(ENTRIES SUPPLIED)

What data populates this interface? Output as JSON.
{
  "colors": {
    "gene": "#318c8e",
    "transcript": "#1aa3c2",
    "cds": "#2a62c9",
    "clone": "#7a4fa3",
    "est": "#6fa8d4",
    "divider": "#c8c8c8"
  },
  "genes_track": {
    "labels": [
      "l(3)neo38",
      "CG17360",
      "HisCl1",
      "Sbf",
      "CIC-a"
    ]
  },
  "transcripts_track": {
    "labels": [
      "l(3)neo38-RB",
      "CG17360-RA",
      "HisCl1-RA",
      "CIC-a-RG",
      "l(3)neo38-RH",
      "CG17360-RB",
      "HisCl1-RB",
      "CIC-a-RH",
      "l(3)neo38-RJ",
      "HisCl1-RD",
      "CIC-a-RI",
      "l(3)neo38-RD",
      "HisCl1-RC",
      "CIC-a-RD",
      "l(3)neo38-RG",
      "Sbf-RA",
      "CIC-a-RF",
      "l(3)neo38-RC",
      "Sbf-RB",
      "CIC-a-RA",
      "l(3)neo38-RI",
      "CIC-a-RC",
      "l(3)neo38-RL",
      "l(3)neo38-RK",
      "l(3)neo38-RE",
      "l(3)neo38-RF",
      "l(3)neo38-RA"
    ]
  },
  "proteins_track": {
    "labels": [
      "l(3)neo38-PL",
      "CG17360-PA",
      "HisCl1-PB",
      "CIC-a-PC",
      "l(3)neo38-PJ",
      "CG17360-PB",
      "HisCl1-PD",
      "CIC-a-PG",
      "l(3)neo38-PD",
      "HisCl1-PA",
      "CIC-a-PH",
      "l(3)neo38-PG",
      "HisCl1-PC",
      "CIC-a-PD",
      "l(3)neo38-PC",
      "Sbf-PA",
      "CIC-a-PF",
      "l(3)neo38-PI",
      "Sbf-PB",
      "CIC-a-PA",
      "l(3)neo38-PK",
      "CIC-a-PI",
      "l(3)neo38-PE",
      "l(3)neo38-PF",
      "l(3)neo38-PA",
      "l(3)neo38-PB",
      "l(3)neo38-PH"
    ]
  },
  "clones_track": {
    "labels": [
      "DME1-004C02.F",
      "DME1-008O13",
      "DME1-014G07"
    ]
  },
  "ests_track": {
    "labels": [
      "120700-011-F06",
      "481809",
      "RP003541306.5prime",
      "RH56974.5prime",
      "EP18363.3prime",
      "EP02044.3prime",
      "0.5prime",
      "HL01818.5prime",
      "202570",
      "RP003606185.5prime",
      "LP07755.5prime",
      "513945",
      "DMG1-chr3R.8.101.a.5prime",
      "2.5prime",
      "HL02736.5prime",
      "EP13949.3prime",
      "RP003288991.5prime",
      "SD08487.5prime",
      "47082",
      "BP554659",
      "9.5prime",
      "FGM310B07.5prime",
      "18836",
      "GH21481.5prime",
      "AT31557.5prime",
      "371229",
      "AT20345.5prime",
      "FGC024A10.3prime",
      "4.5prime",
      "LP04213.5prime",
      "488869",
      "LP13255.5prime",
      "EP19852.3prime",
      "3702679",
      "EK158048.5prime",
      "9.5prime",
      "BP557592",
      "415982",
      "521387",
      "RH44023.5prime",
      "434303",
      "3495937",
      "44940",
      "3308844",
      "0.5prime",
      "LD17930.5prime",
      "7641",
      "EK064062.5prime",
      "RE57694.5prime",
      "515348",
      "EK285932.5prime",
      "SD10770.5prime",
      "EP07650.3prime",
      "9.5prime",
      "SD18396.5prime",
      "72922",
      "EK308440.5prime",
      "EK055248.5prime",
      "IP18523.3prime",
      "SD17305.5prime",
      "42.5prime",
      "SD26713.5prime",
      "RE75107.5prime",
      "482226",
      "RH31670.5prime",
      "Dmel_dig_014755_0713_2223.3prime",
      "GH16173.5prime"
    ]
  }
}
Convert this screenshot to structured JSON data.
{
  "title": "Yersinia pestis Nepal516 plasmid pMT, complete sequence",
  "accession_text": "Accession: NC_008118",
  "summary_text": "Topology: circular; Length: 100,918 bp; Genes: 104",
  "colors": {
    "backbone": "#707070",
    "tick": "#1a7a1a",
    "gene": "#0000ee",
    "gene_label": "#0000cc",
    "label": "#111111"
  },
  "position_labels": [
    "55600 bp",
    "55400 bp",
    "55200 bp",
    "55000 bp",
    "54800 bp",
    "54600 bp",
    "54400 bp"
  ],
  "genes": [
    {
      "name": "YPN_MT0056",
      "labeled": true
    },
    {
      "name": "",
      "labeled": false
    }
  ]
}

(End ENTRIES SUPPLIED)

WHAT NEEDS TO BE DONE:
Please transcribe the entire listing exactly as given.

EXERCISE RESPONSE:
What data populates this interface? Output as JSON.
{
  "colors": {
    "gene": "#318c8e",
    "transcript": "#1aa3c2",
    "cds": "#2a62c9",
    "clone": "#7a4fa3",
    "est": "#6fa8d4",
    "divider": "#c8c8c8"
  },
  "genes_track": {
    "labels": [
      "l(3)neo38",
      "CG17360",
      "HisCl1",
      "Sbf",
      "CIC-a"
    ]
  },
  "transcripts_track": {
    "labels": [
      "l(3)neo38-RB",
      "CG17360-RA",
      "HisCl1-RA",
      "CIC-a-RG",
      "l(3)neo38-RH",
      "CG17360-RB",
      "HisCl1-RB",
      "CIC-a-RH",
      "l(3)neo38-RJ",
      "HisCl1-RD",
      "CIC-a-RI",
      "l(3)neo38-RD",
      "HisCl1-RC",
      "CIC-a-RD",
      "l(3)neo38-RG",
      "Sbf-RA",
      "CIC-a-RF",
      "l(3)neo38-RC",
      "Sbf-RB",
      "CIC-a-RA",
      "l(3)neo38-RI",
      "CIC-a-RC",
      "l(3)neo38-RL",
      "l(3)neo38-RK",
      "l(3)neo38-RE",
      "l(3)neo38-RF",
      "l(3)neo38-RA"
    ]
  },
  "proteins_track": {
    "labels": [
      "l(3)neo38-PL",
      "CG17360-PA",
      "HisCl1-PB",
      "CIC-a-PC",
      "l(3)neo38-PJ",
      "CG17360-PB",
      "HisCl1-PD",
      "CIC-a-PG",
      "l(3)neo38-PD",
      "HisCl1-PA",
      "CIC-a-PH",
      "l(3)neo38-PG",
      "HisCl1-PC",
      "CIC-a-PD",
      "l(3)neo38-PC",
      "Sbf-PA",
      "CIC-a-PF",
      "l(3)neo38-PI",
      "Sbf-PB",
      "CIC-a-PA",
      "l(3)neo38-PK",
      "CIC-a-PI",
      "l(3)neo38-PE",
      "l(3)neo38-PF",
      "l(3)neo38-PA",
      "l(3)neo38-PB",
      "l(3)neo38-PH"
    ]
  },
  "clones_track": {
    "labels": [
      "DME1-004C02.F",
      "DME1-008O13",
      "DME1-014G07"
    ]
  },
  "ests_track": {
    "labels": [
      "120700-011-F06",
      "481809",
      "RP003541306.5prime",
      "RH56974.5prime",
      "EP18363.3prime",
      "EP02044.3prime",
      "0.5prime",
      "HL01818.5prime",
      "202570",
      "RP003606185.5prime",
      "LP07755.5prime",
      "513945",
      "DMG1-chr3R.8.101.a.5prime",
      "2.5prime",
      "HL02736.5prime",
      "EP13949.3prime",
      "RP003288991.5prime",
      "SD08487.5prime",
      "47082",
      "BP554659",
      "9.5prime",
      "FGM310B07.5prime",
      "18836",
      "GH21481.5prime",
      "AT31557.5prime",
      "371229",
      "AT20345.5prime",
      "FGC024A10.3prime",
      "4.5prime",
      "LP04213.5prime",
      "488869",
      "LP13255.5prime",
      "EP19852.3prime",
      "3702679",
      "EK158048.5prime",
      "9.5prime",
      "BP557592",
      "415982",
      "521387",
      "RH44023.5prime",
      "434303",
      "3495937",
      "44940",
      "3308844",
      "0.5prime",
      "LD17930.5prime",
      "7641",
      "EK064062.5prime",
      "RE57694.5prime",
      "515348",
      "EK285932.5prime",
      "SD10770.5prime",
      "EP07650.3prime",
      "9.5prime",
      "SD18396.5prime",
      "72922",
      "EK308440.5prime",
      "EK055248.5prime",
      "IP18523.3prime",
      "SD17305.5prime",
      "42.5prime",
      "SD26713.5prime",
      "RE75107.5prime",
      "482226",
      "RH31670.5prime",
      "Dmel_dig_014755_0713_2223.3prime",
      "GH16173.5prime"
    ]
  }
}
Convert this screenshot to structured JSON data.
{
  "title": "Yersinia pestis Nepal516 plasmid pMT, complete sequence",
  "accession_text": "Accession: NC_008118",
  "summary_text": "Topology: circular; Length: 100,918 bp; Genes: 104",
  "colors": {
    "backbone": "#707070",
    "tick": "#1a7a1a",
    "gene": "#0000ee",
    "gene_label": "#0000cc",
    "label": "#111111"
  },
  "position_labels": [
    "55600 bp",
    "55400 bp",
    "55200 bp",
    "55000 bp",
    "54800 bp",
    "54600 bp",
    "54400 bp"
  ],
  "genes": [
    {
      "name": "YPN_MT0056",
      "labeled": true
    },
    {
      "name": "",
      "labeled": false
    }
  ]
}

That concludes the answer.